__Exercise objective__.
Write out the whole listing exactly as it stands.

__Data for the task__.
•••

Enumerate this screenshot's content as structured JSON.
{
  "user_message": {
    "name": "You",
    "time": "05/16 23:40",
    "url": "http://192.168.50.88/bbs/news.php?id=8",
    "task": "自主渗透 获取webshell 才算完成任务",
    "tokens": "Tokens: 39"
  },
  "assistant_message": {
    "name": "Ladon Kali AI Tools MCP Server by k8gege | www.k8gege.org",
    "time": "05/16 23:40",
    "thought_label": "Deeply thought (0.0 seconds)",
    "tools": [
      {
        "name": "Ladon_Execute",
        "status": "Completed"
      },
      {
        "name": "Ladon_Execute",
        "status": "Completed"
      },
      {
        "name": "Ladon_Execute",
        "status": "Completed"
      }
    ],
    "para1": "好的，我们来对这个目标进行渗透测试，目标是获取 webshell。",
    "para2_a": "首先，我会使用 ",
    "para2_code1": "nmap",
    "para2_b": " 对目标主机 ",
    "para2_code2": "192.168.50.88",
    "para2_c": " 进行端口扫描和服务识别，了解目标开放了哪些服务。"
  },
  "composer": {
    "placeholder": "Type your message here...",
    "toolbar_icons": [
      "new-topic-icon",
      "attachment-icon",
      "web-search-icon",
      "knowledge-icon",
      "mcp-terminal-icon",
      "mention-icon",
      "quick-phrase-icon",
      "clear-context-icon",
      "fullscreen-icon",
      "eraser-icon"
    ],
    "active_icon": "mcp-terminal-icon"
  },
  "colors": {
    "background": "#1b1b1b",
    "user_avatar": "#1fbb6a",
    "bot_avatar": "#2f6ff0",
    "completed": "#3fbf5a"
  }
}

•••

__Solution to this problem__.
Enumerate this screenshot's content as structured JSON.
{
  "user_message": {
    "name": "You",
    "time": "05/16 23:40",
    "url": "http://192.168.50.88/bbs/news.php?id=8",
    "task": "自主渗透 获取webshell 才算完成任务",
    "tokens": "Tokens: 39"
  },
  "assistant_message": {
    "name": "Ladon Kali AI Tools MCP Server by k8gege | www.k8gege.org",
    "time": "05/16 23:40",
    "thought_label": "Deeply thought (0.0 seconds)",
    "tools": [
      {
        "name": "Ladon_Execute",
        "status": "Completed"
      },
      {
        "name": "Ladon_Execute",
        "status": "Completed"
      },
      {
        "name": "Ladon_Execute",
        "status": "Completed"
      }
    ],
    "para1": "好的，我们来对这个目标进行渗透测试，目标是获取 webshell。",
    "para2_a": "首先，我会使用 ",
    "para2_code1": "nmap",
    "para2_b": " 对目标主机 ",
    "para2_code2": "192.168.50.88",
    "para2_c": " 进行端口扫描和服务识别，了解目标开放了哪些服务。"
  },
  "composer": {
    "placeholder": "Type your message here...",
    "toolbar_icons": [
      "new-topic-icon",
      "attachment-icon",
      "web-search-icon",
      "knowledge-icon",
      "mcp-terminal-icon",
      "mention-icon",
      "quick-phrase-icon",
      "clear-context-icon",
      "fullscreen-icon",
      "eraser-icon"
    ],
    "active_icon": "mcp-terminal-icon"
  },
  "colors": {
    "background": "#1b1b1b",
    "user_avatar": "#1fbb6a",
    "bot_avatar": "#2f6ff0",
    "completed": "#3fbf5a"
  }
}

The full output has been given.